The problem. Verbatim output of all the material below is required.

Supplied material.
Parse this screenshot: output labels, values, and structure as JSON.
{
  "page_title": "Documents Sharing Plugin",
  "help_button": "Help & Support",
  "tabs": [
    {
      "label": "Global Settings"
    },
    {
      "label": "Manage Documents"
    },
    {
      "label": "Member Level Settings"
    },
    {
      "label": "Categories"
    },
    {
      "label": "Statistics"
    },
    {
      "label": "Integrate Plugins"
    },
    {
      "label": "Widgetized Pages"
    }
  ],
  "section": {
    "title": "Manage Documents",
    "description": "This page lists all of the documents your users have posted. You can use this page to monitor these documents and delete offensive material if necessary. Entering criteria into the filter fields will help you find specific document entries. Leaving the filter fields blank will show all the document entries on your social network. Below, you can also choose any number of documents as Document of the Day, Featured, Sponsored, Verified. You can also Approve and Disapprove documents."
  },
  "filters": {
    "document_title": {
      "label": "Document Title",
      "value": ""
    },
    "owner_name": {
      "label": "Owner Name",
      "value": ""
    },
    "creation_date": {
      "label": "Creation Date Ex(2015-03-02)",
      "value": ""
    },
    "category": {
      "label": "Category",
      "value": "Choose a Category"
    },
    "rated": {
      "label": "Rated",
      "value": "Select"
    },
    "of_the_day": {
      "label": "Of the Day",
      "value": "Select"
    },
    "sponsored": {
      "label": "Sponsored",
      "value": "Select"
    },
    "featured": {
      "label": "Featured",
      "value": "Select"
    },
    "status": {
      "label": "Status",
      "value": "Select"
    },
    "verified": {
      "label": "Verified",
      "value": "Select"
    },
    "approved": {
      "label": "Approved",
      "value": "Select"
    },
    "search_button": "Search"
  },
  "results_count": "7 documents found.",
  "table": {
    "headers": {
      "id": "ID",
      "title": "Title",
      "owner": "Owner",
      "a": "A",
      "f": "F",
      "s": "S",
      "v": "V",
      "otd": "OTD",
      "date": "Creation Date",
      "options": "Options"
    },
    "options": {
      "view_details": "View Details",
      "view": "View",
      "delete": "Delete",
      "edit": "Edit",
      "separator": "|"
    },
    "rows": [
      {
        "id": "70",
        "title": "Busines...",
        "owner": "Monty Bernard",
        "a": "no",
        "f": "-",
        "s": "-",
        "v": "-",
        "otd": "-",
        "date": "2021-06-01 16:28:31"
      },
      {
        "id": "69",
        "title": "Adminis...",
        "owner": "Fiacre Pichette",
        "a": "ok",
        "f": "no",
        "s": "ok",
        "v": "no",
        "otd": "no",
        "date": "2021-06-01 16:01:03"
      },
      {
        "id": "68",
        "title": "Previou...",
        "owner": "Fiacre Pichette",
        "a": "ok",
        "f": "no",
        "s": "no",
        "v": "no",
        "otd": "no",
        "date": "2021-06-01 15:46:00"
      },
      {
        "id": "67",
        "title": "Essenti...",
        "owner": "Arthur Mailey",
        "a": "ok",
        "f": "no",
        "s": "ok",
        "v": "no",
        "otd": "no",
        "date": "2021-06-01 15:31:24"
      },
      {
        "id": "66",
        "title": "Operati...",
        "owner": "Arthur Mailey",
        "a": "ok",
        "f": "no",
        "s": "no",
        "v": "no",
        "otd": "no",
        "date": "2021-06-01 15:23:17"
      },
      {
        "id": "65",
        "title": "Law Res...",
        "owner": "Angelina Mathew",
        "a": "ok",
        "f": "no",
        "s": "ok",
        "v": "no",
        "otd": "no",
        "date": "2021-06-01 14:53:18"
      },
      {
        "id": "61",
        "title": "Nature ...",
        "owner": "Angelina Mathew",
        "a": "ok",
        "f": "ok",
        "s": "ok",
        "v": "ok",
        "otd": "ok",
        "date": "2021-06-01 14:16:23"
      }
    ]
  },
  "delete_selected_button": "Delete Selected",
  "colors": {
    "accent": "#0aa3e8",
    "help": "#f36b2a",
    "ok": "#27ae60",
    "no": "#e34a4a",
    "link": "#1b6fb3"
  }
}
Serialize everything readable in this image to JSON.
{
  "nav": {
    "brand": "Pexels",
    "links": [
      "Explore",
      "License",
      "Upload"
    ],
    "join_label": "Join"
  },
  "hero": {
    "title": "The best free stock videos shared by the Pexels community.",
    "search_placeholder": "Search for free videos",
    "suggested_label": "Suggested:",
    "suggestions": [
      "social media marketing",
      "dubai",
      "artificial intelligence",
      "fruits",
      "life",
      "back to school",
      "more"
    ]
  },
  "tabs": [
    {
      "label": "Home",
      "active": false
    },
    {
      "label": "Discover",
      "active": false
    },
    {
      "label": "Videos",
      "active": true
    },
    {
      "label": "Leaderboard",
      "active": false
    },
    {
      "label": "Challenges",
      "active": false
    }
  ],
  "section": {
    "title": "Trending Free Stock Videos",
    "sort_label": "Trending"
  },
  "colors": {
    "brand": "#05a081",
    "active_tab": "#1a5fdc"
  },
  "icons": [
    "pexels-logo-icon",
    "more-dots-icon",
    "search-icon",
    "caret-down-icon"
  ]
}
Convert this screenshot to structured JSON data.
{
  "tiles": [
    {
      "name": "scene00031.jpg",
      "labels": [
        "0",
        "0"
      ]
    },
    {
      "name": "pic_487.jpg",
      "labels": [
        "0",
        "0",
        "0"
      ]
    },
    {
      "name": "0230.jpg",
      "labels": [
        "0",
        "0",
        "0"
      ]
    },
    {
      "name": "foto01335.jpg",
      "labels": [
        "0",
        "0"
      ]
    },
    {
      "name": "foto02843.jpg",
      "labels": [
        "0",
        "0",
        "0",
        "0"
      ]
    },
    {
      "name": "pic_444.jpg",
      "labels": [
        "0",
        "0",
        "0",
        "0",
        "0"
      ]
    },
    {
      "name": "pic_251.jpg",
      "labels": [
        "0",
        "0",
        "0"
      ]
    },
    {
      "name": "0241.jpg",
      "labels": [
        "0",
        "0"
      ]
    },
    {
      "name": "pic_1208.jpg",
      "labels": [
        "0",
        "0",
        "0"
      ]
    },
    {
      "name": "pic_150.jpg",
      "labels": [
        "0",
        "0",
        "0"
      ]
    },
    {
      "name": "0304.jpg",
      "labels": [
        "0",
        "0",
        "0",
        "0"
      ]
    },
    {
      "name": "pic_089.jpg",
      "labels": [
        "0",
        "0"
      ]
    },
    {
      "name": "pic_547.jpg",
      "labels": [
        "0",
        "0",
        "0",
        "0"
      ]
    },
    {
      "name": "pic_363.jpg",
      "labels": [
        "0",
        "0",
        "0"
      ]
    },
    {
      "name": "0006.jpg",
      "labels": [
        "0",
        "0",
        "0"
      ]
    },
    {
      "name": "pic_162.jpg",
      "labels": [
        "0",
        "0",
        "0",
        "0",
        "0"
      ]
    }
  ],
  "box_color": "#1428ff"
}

Expected output.
Parse this screenshot: output labels, values, and structure as JSON.
{
  "page_title": "Documents Sharing Plugin",
  "help_button": "Help & Support",
  "tabs": [
    {
      "label": "Global Settings"
    },
    {
      "label": "Manage Documents"
    },
    {
      "label": "Member Level Settings"
    },
    {
      "label": "Categories"
    },
    {
      "label": "Statistics"
    },
    {
      "label": "Integrate Plugins"
    },
    {
      "label": "Widgetized Pages"
    }
  ],
  "section": {
    "title": "Manage Documents",
    "description": "This page lists all of the documents your users have posted. You can use this page to monitor these documents and delete offensive material if necessary. Entering criteria into the filter fields will help you find specific document entries. Leaving the filter fields blank will show all the document entries on your social network. Below, you can also choose any number of documents as Document of the Day, Featured, Sponsored, Verified. You can also Approve and Disapprove documents."
  },
  "filters": {
    "document_title": {
      "label": "Document Title",
      "value": ""
    },
    "owner_name": {
      "label": "Owner Name",
      "value": ""
    },
    "creation_date": {
      "label": "Creation Date Ex(2015-03-02)",
      "value": ""
    },
    "category": {
      "label": "Category",
      "value": "Choose a Category"
    },
    "rated": {
      "label": "Rated",
      "value": "Select"
    },
    "of_the_day": {
      "label": "Of the Day",
      "value": "Select"
    },
    "sponsored": {
      "label": "Sponsored",
      "value": "Select"
    },
    "featured": {
      "label": "Featured",
      "value": "Select"
    },
    "status": {
      "label": "Status",
      "value": "Select"
    },
    "verified": {
      "label": "Verified",
      "value": "Select"
    },
    "approved": {
      "label": "Approved",
      "value": "Select"
    },
    "search_button": "Search"
  },
  "results_count": "7 documents found.",
  "table": {
    "headers": {
      "id": "ID",
      "title": "Title",
      "owner": "Owner",
      "a": "A",
      "f": "F",
      "s": "S",
      "v": "V",
      "otd": "OTD",
      "date": "Creation Date",
      "options": "Options"
    },
    "options": {
      "view_details": "View Details",
      "view": "View",
      "delete": "Delete",
      "edit": "Edit",
      "separator": "|"
    },
    "rows": [
      {
        "id": "70",
        "title": "Busines...",
        "owner": "Monty Bernard",
        "a": "no",
        "f": "-",
        "s": "-",
        "v": "-",
        "otd": "-",
        "date": "2021-06-01 16:28:31"
      },
      {
        "id": "69",
        "title": "Adminis...",
        "owner": "Fiacre Pichette",
        "a": "ok",
        "f": "no",
        "s": "ok",
        "v": "no",
        "otd": "no",
        "date": "2021-06-01 16:01:03"
      },
      {
        "id": "68",
        "title": "Previou...",
        "owner": "Fiacre Pichette",
        "a": "ok",
        "f": "no",
        "s": "no",
        "v": "no",
        "otd": "no",
        "date": "2021-06-01 15:46:00"
      },
      {
        "id": "67",
        "title": "Essenti...",
        "owner": "Arthur Mailey",
        "a": "ok",
        "f": "no",
        "s": "ok",
        "v": "no",
        "otd": "no",
        "date": "2021-06-01 15:31:24"
      },
      {
        "id": "66",
        "title": "Operati...",
        "owner": "Arthur Mailey",
        "a": "ok",
        "f": "no",
        "s": "no",
        "v": "no",
        "otd": "no",
        "date": "2021-06-01 15:23:17"
      },
      {
        "id": "65",
        "title": "Law Res...",
        "owner": "Angelina Mathew",
        "a": "ok",
        "f": "no",
        "s": "ok",
        "v": "no",
        "otd": "no",
        "date": "2021-06-01 14:53:18"
      },
      {
        "id": "61",
        "title": "Nature ...",
        "owner": "Angelina Mathew",
        "a": "ok",
        "f": "ok",
        "s": "ok",
        "v": "ok",
        "otd": "ok",
        "date": "2021-06-01 14:16:23"
      }
    ]
  },
  "delete_selected_button": "Delete Selected",
  "colors": {
    "accent": "#0aa3e8",
    "help": "#f36b2a",
    "ok": "#27ae60",
    "no": "#e34a4a",
    "link": "#1b6fb3"
  }
}
Serialize everything readable in this image to JSON.
{
  "nav": {
    "brand": "Pexels",
    "links": [
      "Explore",
      "License",
      "Upload"
    ],
    "join_label": "Join"
  },
  "hero": {
    "title": "The best free stock videos shared by the Pexels community.",
    "search_placeholder": "Search for free videos",
    "suggested_label": "Suggested:",
    "suggestions": [
      "social media marketing",
      "dubai",
      "artificial intelligence",
      "fruits",
      "life",
      "back to school",
      "more"
    ]
  },
  "tabs": [
    {
      "label": "Home",
      "active": false
    },
    {
      "label": "Discover",
      "active": false
    },
    {
      "label": "Videos",
      "active": true
    },
    {
      "label": "Leaderboard",
      "active": false
    },
    {
      "label": "Challenges",
      "active": false
    }
  ],
  "section": {
    "title": "Trending Free Stock Videos",
    "sort_label": "Trending"
  },
  "colors": {
    "brand": "#05a081",
    "active_tab": "#1a5fdc"
  },
  "icons": [
    "pexels-logo-icon",
    "more-dots-icon",
    "search-icon",
    "caret-down-icon"
  ]
}
Convert this screenshot to structured JSON data.
{
  "tiles": [
    {
      "name": "scene00031.jpg",
      "labels": [
        "0",
        "0"
      ]
    },
    {
      "name": "pic_487.jpg",
      "labels": [
        "0",
        "0",
        "0"
      ]
    },
    {
      "name": "0230.jpg",
      "labels": [
        "0",
        "0",
        "0"
      ]
    },
    {
      "name": "foto01335.jpg",
      "labels": [
        "0",
        "0"
      ]
    },
    {
      "name": "foto02843.jpg",
      "labels": [
        "0",
        "0",
        "0",
        "0"
      ]
    },
    {
      "name": "pic_444.jpg",
      "labels": [
        "0",
        "0",
        "0",
        "0",
        "0"
      ]
    },
    {
      "name": "pic_251.jpg",
      "labels": [
        "0",
        "0",
        "0"
      ]
    },
    {
      "name": "0241.jpg",
      "labels": [
        "0",
        "0"
      ]
    },
    {
      "name": "pic_1208.jpg",
      "labels": [
        "0",
        "0",
        "0"
      ]
    },
    {
      "name": "pic_150.jpg",
      "labels": [
        "0",
        "0",
        "0"
      ]
    },
    {
      "name": "0304.jpg",
      "labels": [
        "0",
        "0",
        "0",
        "0"
      ]
    },
    {
      "name": "pic_089.jpg",
      "labels": [
        "0",
        "0"
      ]
    },
    {
      "name": "pic_547.jpg",
      "labels": [
        "0",
        "0",
        "0",
        "0"
      ]
    },
    {
      "name": "pic_363.jpg",
      "labels": [
        "0",
        "0",
        "0"
      ]
    },
    {
      "name": "0006.jpg",
      "labels": [
        "0",
        "0",
        "0"
      ]
    },
    {
      "name": "pic_162.jpg",
      "labels": [
        "0",
        "0",
        "0",
        "0",
        "0"
      ]
    }
  ],
  "box_color": "#1428ff"
}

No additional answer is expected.